Task to carry out –
Copy out all lines that hold "image".

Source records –
* * * *

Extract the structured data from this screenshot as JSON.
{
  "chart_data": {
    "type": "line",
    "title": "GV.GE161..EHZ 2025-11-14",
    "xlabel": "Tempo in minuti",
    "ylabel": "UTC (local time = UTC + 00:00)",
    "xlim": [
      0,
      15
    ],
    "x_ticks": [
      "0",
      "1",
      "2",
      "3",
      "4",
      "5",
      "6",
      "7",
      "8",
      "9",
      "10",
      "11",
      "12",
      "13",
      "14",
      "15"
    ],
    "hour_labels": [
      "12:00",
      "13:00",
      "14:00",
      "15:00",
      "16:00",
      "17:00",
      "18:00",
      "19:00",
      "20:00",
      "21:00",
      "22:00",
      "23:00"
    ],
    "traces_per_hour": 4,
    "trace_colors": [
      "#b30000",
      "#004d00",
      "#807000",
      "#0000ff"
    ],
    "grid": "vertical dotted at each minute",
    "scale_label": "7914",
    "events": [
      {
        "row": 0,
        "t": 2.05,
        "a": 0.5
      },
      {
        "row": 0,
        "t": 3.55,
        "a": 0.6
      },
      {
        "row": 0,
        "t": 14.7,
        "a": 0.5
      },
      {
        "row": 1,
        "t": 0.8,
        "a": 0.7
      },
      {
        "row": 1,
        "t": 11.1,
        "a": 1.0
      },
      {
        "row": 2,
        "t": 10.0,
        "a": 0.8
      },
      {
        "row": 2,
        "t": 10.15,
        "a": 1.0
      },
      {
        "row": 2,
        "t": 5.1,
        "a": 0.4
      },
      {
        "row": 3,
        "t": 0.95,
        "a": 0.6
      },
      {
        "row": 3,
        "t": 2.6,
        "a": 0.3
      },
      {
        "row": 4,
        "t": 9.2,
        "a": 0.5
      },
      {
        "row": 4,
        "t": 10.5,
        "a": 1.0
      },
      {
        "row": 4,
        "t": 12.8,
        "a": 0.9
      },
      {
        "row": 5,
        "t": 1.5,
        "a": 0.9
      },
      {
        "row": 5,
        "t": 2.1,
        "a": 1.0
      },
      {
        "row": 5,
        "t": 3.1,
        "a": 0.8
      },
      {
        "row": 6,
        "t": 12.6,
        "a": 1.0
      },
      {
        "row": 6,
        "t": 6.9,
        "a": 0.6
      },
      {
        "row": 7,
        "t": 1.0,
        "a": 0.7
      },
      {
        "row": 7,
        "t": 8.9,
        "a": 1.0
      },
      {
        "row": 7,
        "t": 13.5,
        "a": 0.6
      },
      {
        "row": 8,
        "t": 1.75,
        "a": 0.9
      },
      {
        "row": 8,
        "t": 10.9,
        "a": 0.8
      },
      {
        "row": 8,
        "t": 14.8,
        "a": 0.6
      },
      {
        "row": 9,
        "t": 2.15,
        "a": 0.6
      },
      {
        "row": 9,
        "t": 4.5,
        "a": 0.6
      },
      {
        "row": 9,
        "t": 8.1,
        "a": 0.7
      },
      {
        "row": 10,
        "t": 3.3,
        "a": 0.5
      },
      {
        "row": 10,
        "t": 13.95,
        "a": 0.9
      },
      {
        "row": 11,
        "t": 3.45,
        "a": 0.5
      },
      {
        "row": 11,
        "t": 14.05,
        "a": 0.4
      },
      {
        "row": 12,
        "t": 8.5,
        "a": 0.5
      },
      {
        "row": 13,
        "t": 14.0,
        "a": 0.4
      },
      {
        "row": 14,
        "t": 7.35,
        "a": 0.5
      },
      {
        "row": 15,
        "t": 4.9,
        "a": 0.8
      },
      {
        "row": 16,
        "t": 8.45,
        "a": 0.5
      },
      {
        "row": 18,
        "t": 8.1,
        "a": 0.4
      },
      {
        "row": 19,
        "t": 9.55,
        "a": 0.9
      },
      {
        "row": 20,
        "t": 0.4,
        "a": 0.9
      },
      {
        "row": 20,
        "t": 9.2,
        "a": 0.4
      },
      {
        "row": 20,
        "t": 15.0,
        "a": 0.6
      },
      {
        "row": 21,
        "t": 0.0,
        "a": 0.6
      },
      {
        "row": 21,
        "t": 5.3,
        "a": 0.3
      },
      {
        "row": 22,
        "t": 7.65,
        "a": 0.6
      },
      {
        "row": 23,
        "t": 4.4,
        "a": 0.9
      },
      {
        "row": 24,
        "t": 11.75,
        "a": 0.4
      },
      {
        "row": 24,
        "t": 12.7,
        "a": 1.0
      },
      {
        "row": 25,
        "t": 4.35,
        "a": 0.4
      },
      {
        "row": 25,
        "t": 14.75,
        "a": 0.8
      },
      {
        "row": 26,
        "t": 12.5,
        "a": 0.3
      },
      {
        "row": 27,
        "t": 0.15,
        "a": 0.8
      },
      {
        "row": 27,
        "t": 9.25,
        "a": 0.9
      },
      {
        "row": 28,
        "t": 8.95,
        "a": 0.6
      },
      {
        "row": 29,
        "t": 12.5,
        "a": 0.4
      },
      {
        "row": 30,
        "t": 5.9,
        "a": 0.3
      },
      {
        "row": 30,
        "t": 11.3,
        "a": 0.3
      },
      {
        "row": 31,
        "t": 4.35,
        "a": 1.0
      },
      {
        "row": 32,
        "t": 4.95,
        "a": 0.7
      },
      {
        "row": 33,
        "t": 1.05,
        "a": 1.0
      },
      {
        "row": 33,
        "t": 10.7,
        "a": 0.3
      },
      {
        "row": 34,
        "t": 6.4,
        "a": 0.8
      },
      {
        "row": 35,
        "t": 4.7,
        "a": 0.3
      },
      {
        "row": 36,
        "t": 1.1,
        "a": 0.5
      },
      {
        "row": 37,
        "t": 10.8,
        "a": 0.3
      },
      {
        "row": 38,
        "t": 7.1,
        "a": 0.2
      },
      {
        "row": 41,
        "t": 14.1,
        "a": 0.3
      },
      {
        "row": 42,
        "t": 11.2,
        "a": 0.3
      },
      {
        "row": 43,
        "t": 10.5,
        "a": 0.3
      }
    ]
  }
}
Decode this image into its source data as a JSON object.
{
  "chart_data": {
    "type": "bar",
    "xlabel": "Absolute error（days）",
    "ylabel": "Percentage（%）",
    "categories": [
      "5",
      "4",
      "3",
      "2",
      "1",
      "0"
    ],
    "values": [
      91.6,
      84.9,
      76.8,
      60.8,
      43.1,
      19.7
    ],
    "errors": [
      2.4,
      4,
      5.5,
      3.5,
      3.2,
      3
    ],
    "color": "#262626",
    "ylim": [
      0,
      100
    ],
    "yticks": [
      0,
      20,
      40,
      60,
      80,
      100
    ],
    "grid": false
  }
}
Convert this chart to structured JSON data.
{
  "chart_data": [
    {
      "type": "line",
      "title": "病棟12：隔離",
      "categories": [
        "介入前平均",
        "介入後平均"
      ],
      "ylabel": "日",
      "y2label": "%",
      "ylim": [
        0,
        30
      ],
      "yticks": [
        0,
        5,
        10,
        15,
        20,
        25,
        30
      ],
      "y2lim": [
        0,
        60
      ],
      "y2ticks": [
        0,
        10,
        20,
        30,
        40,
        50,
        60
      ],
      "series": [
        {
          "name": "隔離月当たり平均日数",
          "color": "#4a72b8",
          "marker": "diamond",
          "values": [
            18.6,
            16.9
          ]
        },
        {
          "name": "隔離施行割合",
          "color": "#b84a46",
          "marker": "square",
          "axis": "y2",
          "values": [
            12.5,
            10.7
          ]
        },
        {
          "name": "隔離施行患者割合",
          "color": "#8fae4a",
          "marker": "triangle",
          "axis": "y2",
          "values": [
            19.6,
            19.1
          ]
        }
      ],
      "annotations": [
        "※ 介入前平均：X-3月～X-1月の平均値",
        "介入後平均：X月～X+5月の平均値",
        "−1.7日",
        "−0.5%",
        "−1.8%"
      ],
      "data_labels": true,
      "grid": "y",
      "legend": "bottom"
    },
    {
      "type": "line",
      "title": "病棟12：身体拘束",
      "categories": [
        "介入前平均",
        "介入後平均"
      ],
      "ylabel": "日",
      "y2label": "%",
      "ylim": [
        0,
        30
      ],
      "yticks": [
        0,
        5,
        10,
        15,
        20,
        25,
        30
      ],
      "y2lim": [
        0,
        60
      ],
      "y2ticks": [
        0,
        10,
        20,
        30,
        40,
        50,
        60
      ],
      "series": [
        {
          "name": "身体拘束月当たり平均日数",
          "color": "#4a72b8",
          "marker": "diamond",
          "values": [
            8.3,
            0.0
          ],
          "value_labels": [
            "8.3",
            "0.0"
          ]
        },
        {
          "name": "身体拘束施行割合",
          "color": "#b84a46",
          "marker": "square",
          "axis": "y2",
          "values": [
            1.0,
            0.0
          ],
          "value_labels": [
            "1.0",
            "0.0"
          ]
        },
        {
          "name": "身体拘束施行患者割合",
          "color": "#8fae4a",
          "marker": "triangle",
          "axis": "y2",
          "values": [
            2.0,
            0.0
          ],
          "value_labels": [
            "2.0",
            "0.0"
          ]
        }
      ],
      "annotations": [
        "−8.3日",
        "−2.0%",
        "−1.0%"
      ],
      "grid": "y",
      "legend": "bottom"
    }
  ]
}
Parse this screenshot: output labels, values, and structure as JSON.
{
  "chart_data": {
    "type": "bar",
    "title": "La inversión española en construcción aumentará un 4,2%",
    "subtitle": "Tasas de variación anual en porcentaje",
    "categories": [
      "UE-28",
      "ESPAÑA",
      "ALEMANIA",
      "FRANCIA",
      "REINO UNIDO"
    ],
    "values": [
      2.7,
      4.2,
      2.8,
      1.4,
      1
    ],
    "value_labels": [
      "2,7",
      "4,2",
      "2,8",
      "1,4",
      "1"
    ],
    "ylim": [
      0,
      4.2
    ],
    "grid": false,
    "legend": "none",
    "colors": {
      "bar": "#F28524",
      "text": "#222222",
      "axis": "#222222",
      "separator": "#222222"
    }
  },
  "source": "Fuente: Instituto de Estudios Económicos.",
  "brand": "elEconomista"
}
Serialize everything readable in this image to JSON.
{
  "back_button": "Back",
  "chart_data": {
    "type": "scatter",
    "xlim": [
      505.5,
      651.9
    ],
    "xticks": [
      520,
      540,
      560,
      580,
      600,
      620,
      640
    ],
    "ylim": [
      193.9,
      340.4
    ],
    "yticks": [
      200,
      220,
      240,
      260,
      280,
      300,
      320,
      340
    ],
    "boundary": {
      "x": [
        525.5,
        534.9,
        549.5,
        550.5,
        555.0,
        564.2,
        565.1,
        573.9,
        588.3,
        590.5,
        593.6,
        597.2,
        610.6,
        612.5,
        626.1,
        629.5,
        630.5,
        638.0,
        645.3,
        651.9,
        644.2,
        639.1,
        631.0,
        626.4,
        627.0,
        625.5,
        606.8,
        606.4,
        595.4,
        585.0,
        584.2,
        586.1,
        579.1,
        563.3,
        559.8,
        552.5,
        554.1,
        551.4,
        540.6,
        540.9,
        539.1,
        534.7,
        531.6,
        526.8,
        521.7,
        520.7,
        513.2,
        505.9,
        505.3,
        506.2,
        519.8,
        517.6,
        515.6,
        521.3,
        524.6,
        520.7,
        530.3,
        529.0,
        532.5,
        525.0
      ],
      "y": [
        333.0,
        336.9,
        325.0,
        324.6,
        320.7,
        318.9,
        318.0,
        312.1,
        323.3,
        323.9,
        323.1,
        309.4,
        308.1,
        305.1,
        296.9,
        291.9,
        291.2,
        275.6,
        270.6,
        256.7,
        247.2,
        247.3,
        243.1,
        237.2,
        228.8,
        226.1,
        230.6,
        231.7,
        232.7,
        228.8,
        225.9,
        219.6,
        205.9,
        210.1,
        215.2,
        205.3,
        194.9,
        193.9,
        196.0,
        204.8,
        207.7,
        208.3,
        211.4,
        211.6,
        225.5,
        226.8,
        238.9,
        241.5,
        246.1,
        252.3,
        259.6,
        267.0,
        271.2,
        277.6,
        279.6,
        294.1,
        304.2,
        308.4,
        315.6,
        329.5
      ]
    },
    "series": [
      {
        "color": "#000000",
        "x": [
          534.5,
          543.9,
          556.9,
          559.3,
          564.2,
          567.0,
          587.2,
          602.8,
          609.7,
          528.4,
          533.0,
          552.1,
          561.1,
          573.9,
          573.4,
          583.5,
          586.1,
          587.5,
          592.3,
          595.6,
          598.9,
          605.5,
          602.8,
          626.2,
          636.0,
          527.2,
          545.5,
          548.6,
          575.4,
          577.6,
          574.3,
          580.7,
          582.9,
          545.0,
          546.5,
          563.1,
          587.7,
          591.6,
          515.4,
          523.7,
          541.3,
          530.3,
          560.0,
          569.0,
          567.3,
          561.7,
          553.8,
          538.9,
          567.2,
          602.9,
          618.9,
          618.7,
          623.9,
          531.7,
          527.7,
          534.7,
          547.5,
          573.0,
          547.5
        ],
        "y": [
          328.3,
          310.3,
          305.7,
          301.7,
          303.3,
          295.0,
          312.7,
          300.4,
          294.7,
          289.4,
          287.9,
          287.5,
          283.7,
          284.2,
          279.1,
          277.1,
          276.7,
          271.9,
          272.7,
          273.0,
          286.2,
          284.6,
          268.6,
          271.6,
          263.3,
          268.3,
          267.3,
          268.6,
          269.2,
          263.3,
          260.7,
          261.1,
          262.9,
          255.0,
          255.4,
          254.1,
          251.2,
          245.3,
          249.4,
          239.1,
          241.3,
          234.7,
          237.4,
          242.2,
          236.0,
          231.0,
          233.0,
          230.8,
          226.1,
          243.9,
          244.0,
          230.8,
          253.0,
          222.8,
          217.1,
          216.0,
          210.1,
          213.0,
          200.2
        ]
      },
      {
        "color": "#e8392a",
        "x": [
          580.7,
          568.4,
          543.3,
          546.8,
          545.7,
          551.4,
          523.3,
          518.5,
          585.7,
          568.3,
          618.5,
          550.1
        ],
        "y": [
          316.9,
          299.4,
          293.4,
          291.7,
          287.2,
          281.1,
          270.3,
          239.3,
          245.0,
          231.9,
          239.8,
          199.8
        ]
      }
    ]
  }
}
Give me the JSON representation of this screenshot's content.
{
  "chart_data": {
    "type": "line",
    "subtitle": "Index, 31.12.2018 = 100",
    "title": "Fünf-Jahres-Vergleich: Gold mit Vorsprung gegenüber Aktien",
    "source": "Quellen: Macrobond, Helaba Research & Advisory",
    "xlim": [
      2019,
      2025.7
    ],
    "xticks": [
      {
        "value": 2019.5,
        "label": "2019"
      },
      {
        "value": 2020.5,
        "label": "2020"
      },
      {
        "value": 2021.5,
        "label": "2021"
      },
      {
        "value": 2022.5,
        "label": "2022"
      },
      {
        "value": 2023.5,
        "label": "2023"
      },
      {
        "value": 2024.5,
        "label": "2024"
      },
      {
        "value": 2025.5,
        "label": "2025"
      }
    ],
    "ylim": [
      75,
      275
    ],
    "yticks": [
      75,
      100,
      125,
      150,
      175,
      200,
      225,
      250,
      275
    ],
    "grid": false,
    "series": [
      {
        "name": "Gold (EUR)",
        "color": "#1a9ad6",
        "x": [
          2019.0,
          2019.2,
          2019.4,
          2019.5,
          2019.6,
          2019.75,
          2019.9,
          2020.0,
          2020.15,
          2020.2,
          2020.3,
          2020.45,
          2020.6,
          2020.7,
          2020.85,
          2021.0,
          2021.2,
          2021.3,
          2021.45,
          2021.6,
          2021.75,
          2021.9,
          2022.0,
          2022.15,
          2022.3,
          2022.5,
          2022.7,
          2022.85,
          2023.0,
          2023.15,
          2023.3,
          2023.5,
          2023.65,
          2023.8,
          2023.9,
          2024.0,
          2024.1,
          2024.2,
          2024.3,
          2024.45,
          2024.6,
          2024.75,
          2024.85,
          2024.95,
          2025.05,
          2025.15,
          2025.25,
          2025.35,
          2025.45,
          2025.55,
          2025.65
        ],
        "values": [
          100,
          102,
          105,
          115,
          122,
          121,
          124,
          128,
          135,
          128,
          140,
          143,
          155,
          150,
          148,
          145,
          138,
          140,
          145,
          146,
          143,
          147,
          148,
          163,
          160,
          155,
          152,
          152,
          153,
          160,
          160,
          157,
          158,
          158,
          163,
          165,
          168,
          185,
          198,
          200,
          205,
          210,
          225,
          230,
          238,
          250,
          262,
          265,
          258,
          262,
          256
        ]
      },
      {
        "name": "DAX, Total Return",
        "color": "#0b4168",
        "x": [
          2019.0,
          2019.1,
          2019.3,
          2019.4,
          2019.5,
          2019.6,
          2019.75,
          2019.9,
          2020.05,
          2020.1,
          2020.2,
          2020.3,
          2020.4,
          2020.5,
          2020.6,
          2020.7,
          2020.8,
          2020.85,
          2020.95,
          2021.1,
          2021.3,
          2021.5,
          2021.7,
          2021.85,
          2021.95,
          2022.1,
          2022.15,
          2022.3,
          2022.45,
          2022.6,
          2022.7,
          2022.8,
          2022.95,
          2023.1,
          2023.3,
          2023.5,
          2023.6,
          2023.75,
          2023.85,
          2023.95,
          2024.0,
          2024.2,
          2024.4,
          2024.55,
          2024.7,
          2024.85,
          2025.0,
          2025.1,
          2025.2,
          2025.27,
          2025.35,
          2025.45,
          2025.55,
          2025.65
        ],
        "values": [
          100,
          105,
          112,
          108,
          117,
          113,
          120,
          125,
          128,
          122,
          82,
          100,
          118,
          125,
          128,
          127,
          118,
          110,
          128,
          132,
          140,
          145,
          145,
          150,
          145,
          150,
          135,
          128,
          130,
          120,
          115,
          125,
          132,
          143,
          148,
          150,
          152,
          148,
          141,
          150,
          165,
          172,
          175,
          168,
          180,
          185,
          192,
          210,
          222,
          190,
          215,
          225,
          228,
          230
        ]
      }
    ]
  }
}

* * * *

Solution for this task –
Decode this image into its source data as a JSON object.
Serialize everything readable in this image to JSON.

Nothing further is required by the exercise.